(Stored items)

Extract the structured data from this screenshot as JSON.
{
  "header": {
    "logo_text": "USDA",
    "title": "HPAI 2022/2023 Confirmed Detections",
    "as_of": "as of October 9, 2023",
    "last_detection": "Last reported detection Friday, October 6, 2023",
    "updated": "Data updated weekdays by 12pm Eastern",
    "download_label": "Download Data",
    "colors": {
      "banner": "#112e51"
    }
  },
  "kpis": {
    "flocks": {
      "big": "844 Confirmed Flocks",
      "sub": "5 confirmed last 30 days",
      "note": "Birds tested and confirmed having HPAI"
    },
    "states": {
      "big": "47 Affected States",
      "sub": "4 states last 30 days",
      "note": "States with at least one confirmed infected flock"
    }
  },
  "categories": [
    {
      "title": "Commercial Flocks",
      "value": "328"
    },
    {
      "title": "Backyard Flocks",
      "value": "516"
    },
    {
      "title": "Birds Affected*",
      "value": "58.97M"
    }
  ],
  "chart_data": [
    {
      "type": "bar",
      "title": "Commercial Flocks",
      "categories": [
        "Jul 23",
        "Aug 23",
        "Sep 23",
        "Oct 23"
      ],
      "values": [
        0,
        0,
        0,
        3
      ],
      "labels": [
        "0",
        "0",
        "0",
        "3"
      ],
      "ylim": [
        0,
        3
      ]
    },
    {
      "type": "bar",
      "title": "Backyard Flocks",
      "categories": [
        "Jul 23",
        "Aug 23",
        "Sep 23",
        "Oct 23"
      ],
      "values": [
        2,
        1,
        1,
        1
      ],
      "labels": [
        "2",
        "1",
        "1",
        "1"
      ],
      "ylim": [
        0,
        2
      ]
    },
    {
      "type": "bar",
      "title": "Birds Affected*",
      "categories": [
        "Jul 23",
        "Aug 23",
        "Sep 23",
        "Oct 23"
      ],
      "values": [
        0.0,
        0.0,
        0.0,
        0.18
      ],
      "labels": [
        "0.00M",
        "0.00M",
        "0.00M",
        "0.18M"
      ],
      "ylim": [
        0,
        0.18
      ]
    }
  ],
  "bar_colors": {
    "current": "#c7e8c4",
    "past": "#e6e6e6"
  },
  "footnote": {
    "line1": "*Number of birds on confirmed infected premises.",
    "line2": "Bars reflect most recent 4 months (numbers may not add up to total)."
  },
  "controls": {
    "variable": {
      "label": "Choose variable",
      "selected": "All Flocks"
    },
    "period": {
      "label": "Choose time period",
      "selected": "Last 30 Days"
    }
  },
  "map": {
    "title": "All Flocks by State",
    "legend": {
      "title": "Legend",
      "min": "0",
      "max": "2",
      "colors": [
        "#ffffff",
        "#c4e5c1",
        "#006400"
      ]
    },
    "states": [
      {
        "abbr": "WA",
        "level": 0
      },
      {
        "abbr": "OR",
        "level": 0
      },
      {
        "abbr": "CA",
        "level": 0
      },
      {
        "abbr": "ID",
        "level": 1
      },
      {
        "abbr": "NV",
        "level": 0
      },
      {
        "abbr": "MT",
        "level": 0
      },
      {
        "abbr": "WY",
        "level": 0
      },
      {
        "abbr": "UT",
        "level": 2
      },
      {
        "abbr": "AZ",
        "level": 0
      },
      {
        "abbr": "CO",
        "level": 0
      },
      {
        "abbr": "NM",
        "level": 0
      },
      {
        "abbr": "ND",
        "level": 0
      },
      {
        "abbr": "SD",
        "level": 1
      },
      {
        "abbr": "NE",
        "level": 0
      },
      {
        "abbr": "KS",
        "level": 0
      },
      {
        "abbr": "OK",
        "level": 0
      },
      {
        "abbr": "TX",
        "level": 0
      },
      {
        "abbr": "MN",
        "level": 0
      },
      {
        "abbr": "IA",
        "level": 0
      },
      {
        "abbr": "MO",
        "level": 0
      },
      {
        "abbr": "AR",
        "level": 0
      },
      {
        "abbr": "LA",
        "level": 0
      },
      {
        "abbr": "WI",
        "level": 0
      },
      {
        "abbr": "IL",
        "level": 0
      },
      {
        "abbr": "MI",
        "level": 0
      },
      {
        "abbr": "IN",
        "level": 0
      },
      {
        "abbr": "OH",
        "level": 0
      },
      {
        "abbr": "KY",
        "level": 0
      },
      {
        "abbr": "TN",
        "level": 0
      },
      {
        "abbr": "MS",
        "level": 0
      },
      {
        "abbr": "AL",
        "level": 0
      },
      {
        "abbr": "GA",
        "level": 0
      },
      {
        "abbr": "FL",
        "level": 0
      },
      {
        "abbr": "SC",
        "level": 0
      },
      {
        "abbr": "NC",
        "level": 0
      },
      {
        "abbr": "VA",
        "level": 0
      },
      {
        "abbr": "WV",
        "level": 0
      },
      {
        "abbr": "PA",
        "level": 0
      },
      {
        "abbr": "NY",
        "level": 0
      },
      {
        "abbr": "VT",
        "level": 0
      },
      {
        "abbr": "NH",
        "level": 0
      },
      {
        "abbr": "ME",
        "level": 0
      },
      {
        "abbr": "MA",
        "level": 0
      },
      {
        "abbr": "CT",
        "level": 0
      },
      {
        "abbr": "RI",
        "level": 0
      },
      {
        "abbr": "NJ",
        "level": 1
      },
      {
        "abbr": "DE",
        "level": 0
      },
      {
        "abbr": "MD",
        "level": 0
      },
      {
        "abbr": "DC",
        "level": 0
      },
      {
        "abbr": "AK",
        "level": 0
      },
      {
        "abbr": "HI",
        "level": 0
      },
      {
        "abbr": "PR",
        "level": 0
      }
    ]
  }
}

WORK REQUIRED: Go through the data and return every record exactly.

FULL SOLUTION:
Extract the structured data from this screenshot as JSON.
{
  "header": {
    "logo_text": "USDA",
    "title": "HPAI 2022/2023 Confirmed Detections",
    "as_of": "as of October 9, 2023",
    "last_detection": "Last reported detection Friday, October 6, 2023",
    "updated": "Data updated weekdays by 12pm Eastern",
    "download_label": "Download Data",
    "colors": {
      "banner": "#112e51"
    }
  },
  "kpis": {
    "flocks": {
      "big": "844 Confirmed Flocks",
      "sub": "5 confirmed last 30 days",
      "note": "Birds tested and confirmed having HPAI"
    },
    "states": {
      "big": "47 Affected States",
      "sub": "4 states last 30 days",
      "note": "States with at least one confirmed infected flock"
    }
  },
  "categories": [
    {
      "title": "Commercial Flocks",
      "value": "328"
    },
    {
      "title": "Backyard Flocks",
      "value": "516"
    },
    {
      "title": "Birds Affected*",
      "value": "58.97M"
    }
  ],
  "chart_data": [
    {
      "type": "bar",
      "title": "Commercial Flocks",
      "categories": [
        "Jul 23",
        "Aug 23",
        "Sep 23",
        "Oct 23"
      ],
      "values": [
        0,
        0,
        0,
        3
      ],
      "labels": [
        "0",
        "0",
        "0",
        "3"
      ],
      "ylim": [
        0,
        3
      ]
    },
    {
      "type": "bar",
      "title": "Backyard Flocks",
      "categories": [
        "Jul 23",
        "Aug 23",
        "Sep 23",
        "Oct 23"
      ],
      "values": [
        2,
        1,
        1,
        1
      ],
      "labels": [
        "2",
        "1",
        "1",
        "1"
      ],
      "ylim": [
        0,
        2
      ]
    },
    {
      "type": "bar",
      "title": "Birds Affected*",
      "categories": [
        "Jul 23",
        "Aug 23",
        "Sep 23",
        "Oct 23"
      ],
      "values": [
        0.0,
        0.0,
        0.0,
        0.18
      ],
      "labels": [
        "0.00M",
        "0.00M",
        "0.00M",
        "0.18M"
      ],
      "ylim": [
        0,
        0.18
      ]
    }
  ],
  "bar_colors": {
    "current": "#c7e8c4",
    "past": "#e6e6e6"
  },
  "footnote": {
    "line1": "*Number of birds on confirmed infected premises.",
    "line2": "Bars reflect most recent 4 months (numbers may not add up to total)."
  },
  "controls": {
    "variable": {
      "label": "Choose variable",
      "selected": "All Flocks"
    },
    "period": {
      "label": "Choose time period",
      "selected": "Last 30 Days"
    }
  },
  "map": {
    "title": "All Flocks by State",
    "legend": {
      "title": "Legend",
      "min": "0",
      "max": "2",
      "colors": [
        "#ffffff",
        "#c4e5c1",
        "#006400"
      ]
    },
    "states": [
      {
        "abbr": "WA",
        "level": 0
      },
      {
        "abbr": "OR",
        "level": 0
      },
      {
        "abbr": "CA",
        "level": 0
      },
      {
        "abbr": "ID",
        "level": 1
      },
      {
        "abbr": "NV",
        "level": 0
      },
      {
        "abbr": "MT",
        "level": 0
      },
      {
        "abbr": "WY",
        "level": 0
      },
      {
        "abbr": "UT",
        "level": 2
      },
      {
        "abbr": "AZ",
        "level": 0
      },
      {
        "abbr": "CO",
        "level": 0
      },
      {
        "abbr": "NM",
        "level": 0
      },
      {
        "abbr": "ND",
        "level": 0
      },
      {
        "abbr": "SD",
        "level": 1
      },
      {
        "abbr": "NE",
        "level": 0
      },
      {
        "abbr": "KS",
        "level": 0
      },
      {
        "abbr": "OK",
        "level": 0
      },
      {
        "abbr": "TX",
        "level": 0
      },
      {
        "abbr": "MN",
        "level": 0
      },
      {
        "abbr": "IA",
        "level": 0
      },
      {
        "abbr": "MO",
        "level": 0
      },
      {
        "abbr": "AR",
        "level": 0
      },
      {
        "abbr": "LA",
        "level": 0
      },
      {
        "abbr": "WI",
        "level": 0
      },
      {
        "abbr": "IL",
        "level": 0
      },
      {
        "abbr": "MI",
        "level": 0
      },
      {
        "abbr": "IN",
        "level": 0
      },
      {
        "abbr": "OH",
        "level": 0
      },
      {
        "abbr": "KY",
        "level": 0
      },
      {
        "abbr": "TN",
        "level": 0
      },
      {
        "abbr": "MS",
        "level": 0
      },
      {
        "abbr": "AL",
        "level": 0
      },
      {
        "abbr": "GA",
        "level": 0
      },
      {
        "abbr": "FL",
        "level": 0
      },
      {
        "abbr": "SC",
        "level": 0
      },
      {
        "abbr": "NC",
        "level": 0
      },
      {
        "abbr": "VA",
        "level": 0
      },
      {
        "abbr": "WV",
        "level": 0
      },
      {
        "abbr": "PA",
        "level": 0
      },
      {
        "abbr": "NY",
        "level": 0
      },
      {
        "abbr": "VT",
        "level": 0
      },
      {
        "abbr": "NH",
        "level": 0
      },
      {
        "abbr": "ME",
        "level": 0
      },
      {
        "abbr": "MA",
        "level": 0
      },
      {
        "abbr": "CT",
        "level": 0
      },
      {
        "abbr": "RI",
        "level": 0
      },
      {
        "abbr": "NJ",
        "level": 1
      },
      {
        "abbr": "DE",
        "level": 0
      },
      {
        "abbr": "MD",
        "level": 0
      },
      {
        "abbr": "DC",
        "level": 0
      },
      {
        "abbr": "AK",
        "level": 0
      },
      {
        "abbr": "HI",
        "level": 0
      },
      {
        "abbr": "PR",
        "level": 0
      }
    ]
  }
}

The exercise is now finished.